== Prompt ==
Check each line of the records for "belakang"; collect those that have it.

== Data records ==
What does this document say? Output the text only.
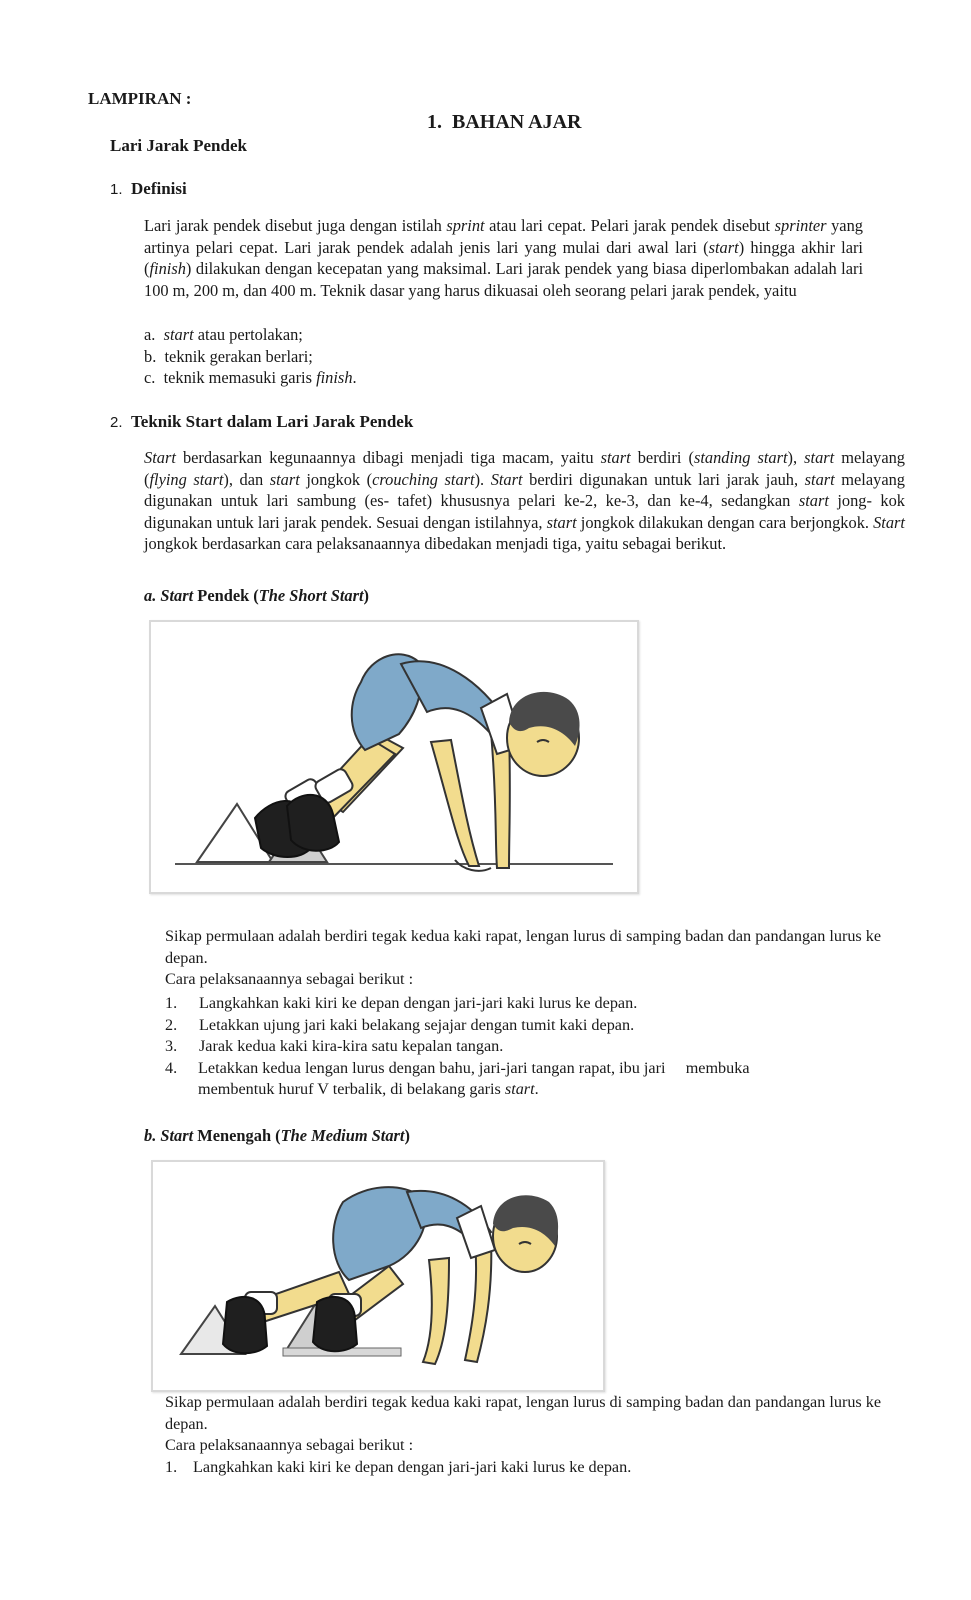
LAMPIRAN :
1. BAHAN AJAR
Lari Jarak Pendek
1. Definisi
Lari jarak pendek disebut juga dengan istilah sprint atau lari cepat. Pelari jarak pendek disebut sprinter yang artinya pelari cepat. Lari jarak pendek adalah jenis lari yang mulai dari awal lari (start) hingga akhir lari (finish) dilakukan dengan kecepatan yang maksimal. Lari jarak pendek yang biasa diperlombakan adalah lari 100 m, 200 m, dan 400 m. Teknik dasar yang harus dikuasai oleh seorang pelari jarak pendek, yaitu
a. start atau pertolakan;
b. teknik gerakan berlari;
c. teknik memasuki garis finish.
2. Teknik Start dalam Lari Jarak Pendek
Start berdasarkan kegunaannya dibagi menjadi tiga macam, yaitu start berdiri (standing start), start melayang (flying start), dan start jongkok (crouching start). Start berdiri digunakan untuk lari jarak jauh, start melayang digunakan untuk lari sambung (es- tafet) khususnya pelari ke-2, ke-3, dan ke-4, sedangkan start jong- kok digunakan untuk lari jarak pendek. Sesuai dengan istilahnya, start jongkok dilakukan dengan cara berjongkok. Start jongkok berdasarkan cara pelaksanaannya dibedakan menjadi tiga, yaitu sebagai berikut.
a. Start Pendek (The Short Start)
Sikap permulaan adalah berdiri tegak kedua kaki rapat, lengan lurus di samping badan dan pandangan lurus ke depan.
Cara pelaksanaannya sebagai berikut :
1. Langkahkan kaki kiri ke depan dengan jari-jari kaki lurus ke depan.
2. Letakkan ujung jari kaki belakang sejajar dengan tumit kaki depan.
3. Jarak kedua kaki kira-kira satu kepalan tangan.
4. Letakkan kedua lengan lurus dengan bahu, jari-jari tangan rapat, ibu jari     membuka
membentuk huruf V terbalik, di belakang garis start.
b. Start Menengah (The Medium Start)
Sikap permulaan adalah berdiri tegak kedua kaki rapat, lengan lurus di samping badan dan pandangan lurus ke depan.
Cara pelaksanaannya sebagai berikut :
1. Langkahkan kaki kiri ke depan dengan jari-jari kaki lurus ke depan.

== Written solution ==
2. Letakkan ujung jari kaki belakang sejajar dengan tumit kaki depan.
membentuk huruf V terbalik, di belakang garis start.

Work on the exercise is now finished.